[Stored records]
++++++++++++++++++++

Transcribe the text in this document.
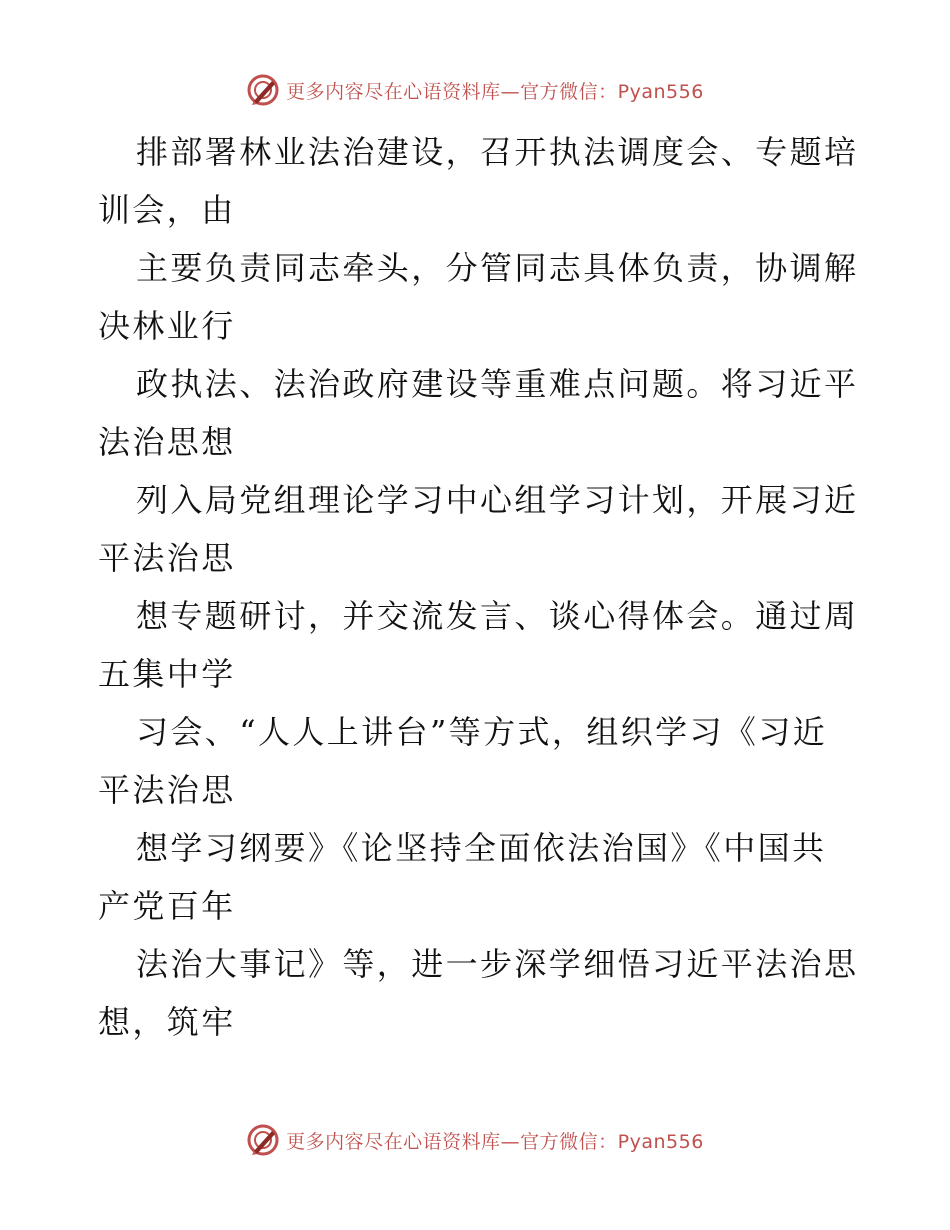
更多内容尽在心语资料库—官方微信：Pyan556
排部署林业法治建设，召开执法调度会、专题培
训会，由
主要负责同志牵头，分管同志具体负责，协调解
决林业行
政执法、法治政府建设等重难点问题。将习近平
法治思想
列入局党组理论学习中心组学习计划，开展习近
平法治思
想专题研讨，并交流发言、谈心得体会。通过周
五集中学
习会、“人人上讲台”等方式，组织学习《习近
平法治思
想学习纲要》《论坚持全面依法治国》《中国共
产党百年
法治大事记》等，进一步深学细悟习近平法治思
想，筑牢
更多内容尽在心语资料库—官方微信：Pyan556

++++++++++++++++++++

**The request**: Transcribe the material exactly, and leave out whatever pictures it holds.

**Result for this task**:
Transcribe the text in this document.
更多内容尽在心语资料库—官方微信：Pyan556
排部署林业法治建设，召开执法调度会、专题培
训会，由
主要负责同志牵头，分管同志具体负责，协调解
决林业行
政执法、法治政府建设等重难点问题。将习近平
法治思想
列入局党组理论学习中心组学习计划，开展习近
平法治思
想专题研讨，并交流发言、谈心得体会。通过周
五集中学
习会、“人人上讲台”等方式，组织学习《习近
平法治思
想学习纲要》《论坚持全面依法治国》《中国共
产党百年
法治大事记》等，进一步深学细悟习近平法治思
想，筑牢
更多内容尽在心语资料库—官方微信：Pyan556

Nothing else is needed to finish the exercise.